→ DATA SECTION
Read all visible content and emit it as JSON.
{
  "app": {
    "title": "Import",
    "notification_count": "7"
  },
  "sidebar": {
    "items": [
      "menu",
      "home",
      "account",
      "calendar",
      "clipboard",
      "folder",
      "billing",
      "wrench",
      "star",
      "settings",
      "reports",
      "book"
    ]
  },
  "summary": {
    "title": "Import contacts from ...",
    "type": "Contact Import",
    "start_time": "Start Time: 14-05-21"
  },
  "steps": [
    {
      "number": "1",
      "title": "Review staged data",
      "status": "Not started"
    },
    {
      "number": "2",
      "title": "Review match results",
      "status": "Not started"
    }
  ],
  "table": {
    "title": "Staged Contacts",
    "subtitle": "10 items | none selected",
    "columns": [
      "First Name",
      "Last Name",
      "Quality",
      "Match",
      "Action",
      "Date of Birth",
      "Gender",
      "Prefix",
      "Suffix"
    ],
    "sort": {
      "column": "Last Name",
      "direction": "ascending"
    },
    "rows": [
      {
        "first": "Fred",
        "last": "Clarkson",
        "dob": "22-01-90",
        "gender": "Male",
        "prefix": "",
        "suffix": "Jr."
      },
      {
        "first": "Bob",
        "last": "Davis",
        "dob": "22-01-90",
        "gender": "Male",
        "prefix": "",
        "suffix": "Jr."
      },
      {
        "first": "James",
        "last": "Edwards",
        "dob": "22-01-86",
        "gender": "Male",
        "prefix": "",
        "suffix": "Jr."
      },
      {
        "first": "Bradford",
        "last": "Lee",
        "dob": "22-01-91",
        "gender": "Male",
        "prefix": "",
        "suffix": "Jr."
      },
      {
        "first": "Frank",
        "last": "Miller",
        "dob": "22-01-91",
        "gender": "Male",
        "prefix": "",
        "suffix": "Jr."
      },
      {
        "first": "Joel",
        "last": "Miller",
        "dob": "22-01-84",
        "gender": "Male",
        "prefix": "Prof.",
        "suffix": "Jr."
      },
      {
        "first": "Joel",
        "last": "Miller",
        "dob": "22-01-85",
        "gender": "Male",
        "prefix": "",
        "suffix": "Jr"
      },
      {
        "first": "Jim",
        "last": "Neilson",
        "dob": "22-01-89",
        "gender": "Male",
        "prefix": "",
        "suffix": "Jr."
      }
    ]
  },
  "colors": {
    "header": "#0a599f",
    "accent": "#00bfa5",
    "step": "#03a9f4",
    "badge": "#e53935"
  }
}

→ EXERCISE INSTRUCTIONS
Filter the records for lines holding the string "items". Copy each one.

→ FINAL RESULT
    "items": [
    "subtitle": "10 items | none selected",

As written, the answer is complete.